-- BEGIN --
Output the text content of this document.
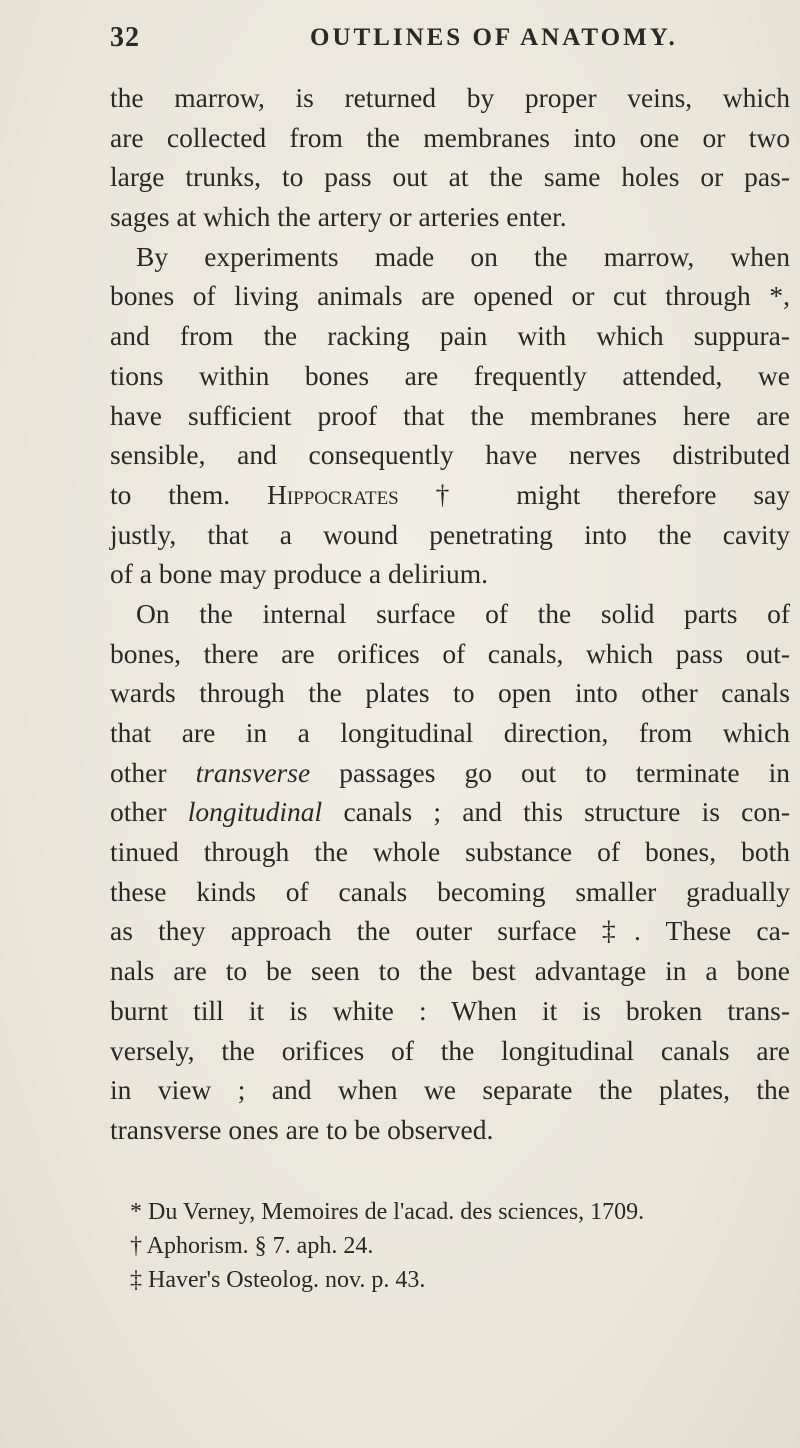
32	OUTLINES OF ANATOMY.
the marrow, is returned by proper veins, which
are collected from the membranes into one or two
large trunks, to pass out at the same holes or pas-
sages at which the artery or arteries enter.
By experiments made on the marrow, when
bones of living animals are opened or cut through *,
and from the racking pain with which suppura-
tions within bones are frequently attended, we
have sufficient proof that the membranes here are
sensible, and consequently have nerves distributed
to them. Hippocrates † might therefore say
justly, that a wound penetrating into the cavity
of a bone may produce a delirium.
On the internal surface of the solid parts of
bones, there are orifices of canals, which pass out-
wards through the plates to open into other canals
that are in a longitudinal direction, from which
other transverse passages go out to terminate in
other longitudinal canals ; and this structure is con-
tinued through the whole substance of bones, both
these kinds of canals becoming smaller gradually
as they approach the outer surface ‡. These ca-
nals are to be seen to the best advantage in a bone
burnt till it is white : When it is broken trans-
versely, the orifices of the longitudinal canals are
in view ; and when we separate the plates, the
transverse ones are to be observed.
* Du Verney, Memoires de l'acad. des sciences, 1709.
† Aphorism. § 7. aph. 24.
‡ Haver's Osteolog. nov. p. 43.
-- END --
● **To be done**: In the listing above, how many lines include the word "surface"? Answer with the number and nothing more.

● **Complete answer**: 2